[Start Given records]

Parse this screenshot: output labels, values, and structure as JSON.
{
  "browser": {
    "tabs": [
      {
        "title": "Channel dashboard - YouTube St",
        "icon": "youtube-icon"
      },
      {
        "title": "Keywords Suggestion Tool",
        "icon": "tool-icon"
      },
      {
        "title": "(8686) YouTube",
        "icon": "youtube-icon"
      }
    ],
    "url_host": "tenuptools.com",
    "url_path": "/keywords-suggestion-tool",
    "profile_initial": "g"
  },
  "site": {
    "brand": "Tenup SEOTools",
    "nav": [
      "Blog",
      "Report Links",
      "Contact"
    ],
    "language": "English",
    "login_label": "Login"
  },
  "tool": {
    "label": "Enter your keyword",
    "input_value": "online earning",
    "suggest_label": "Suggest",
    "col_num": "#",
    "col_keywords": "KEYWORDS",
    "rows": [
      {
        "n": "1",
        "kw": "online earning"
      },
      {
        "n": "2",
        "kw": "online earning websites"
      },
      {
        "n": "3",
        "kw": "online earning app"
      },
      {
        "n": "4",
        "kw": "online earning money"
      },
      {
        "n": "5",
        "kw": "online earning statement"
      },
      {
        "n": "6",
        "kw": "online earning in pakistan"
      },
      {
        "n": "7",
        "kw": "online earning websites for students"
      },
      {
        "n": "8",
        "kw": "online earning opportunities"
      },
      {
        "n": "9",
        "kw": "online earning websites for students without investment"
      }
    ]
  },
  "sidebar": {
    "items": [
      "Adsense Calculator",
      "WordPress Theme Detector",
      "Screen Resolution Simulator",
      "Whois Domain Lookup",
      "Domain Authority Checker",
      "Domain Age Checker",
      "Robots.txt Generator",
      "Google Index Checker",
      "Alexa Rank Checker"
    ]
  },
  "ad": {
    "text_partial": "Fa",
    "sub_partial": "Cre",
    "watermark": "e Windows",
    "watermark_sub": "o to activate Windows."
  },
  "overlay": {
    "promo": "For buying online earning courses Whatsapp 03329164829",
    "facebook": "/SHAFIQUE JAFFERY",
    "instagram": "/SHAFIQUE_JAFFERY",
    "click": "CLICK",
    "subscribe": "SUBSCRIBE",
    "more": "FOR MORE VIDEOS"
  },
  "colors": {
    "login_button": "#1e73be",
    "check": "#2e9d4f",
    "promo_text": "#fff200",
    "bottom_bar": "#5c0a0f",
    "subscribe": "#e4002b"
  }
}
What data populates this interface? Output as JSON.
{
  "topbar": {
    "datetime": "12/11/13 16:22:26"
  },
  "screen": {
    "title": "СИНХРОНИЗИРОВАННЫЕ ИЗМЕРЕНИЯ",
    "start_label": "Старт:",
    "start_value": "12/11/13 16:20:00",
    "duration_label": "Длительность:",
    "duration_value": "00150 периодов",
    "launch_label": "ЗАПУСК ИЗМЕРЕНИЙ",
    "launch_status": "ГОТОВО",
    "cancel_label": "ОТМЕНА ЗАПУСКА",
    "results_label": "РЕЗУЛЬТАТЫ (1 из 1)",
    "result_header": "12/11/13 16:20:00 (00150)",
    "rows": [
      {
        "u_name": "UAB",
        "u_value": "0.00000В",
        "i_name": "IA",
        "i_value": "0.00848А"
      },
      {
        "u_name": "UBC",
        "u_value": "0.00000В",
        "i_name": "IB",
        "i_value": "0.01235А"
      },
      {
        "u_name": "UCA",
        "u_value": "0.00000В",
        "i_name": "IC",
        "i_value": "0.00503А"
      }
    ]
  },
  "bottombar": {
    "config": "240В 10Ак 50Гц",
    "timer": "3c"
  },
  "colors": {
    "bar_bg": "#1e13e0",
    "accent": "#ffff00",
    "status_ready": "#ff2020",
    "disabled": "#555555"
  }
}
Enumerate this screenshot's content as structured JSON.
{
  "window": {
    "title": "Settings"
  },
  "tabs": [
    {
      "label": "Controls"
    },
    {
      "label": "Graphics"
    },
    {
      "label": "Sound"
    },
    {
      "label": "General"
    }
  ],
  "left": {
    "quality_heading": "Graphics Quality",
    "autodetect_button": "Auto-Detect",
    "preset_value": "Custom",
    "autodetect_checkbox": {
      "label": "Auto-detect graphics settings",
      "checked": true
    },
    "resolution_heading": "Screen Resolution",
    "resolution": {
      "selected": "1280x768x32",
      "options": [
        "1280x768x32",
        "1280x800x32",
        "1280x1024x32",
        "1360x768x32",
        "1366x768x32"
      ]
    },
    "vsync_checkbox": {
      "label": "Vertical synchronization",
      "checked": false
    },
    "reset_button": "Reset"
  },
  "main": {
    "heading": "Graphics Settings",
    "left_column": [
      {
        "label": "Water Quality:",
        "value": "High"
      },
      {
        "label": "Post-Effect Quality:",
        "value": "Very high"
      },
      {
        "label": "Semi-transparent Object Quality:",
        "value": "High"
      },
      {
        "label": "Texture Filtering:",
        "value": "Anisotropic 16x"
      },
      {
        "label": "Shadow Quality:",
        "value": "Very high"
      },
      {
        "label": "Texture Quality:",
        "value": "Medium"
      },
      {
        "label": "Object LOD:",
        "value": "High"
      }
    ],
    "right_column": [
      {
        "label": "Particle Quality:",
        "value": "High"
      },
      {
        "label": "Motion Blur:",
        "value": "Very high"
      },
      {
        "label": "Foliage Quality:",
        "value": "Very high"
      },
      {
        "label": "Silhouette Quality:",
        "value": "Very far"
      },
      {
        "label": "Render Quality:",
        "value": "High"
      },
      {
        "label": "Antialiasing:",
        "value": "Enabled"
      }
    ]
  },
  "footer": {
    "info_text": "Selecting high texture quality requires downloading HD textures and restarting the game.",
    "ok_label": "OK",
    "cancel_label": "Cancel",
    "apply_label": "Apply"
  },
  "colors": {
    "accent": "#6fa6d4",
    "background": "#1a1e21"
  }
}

[End Given records]

*Exercise*:
In the records above, collect each line with "this".

*Solution*:
Parse this screenshot: output labels, values, and structure as JSON.
What data populates this interface? Output as JSON.
Enumerate this screenshot's content as structured JSON.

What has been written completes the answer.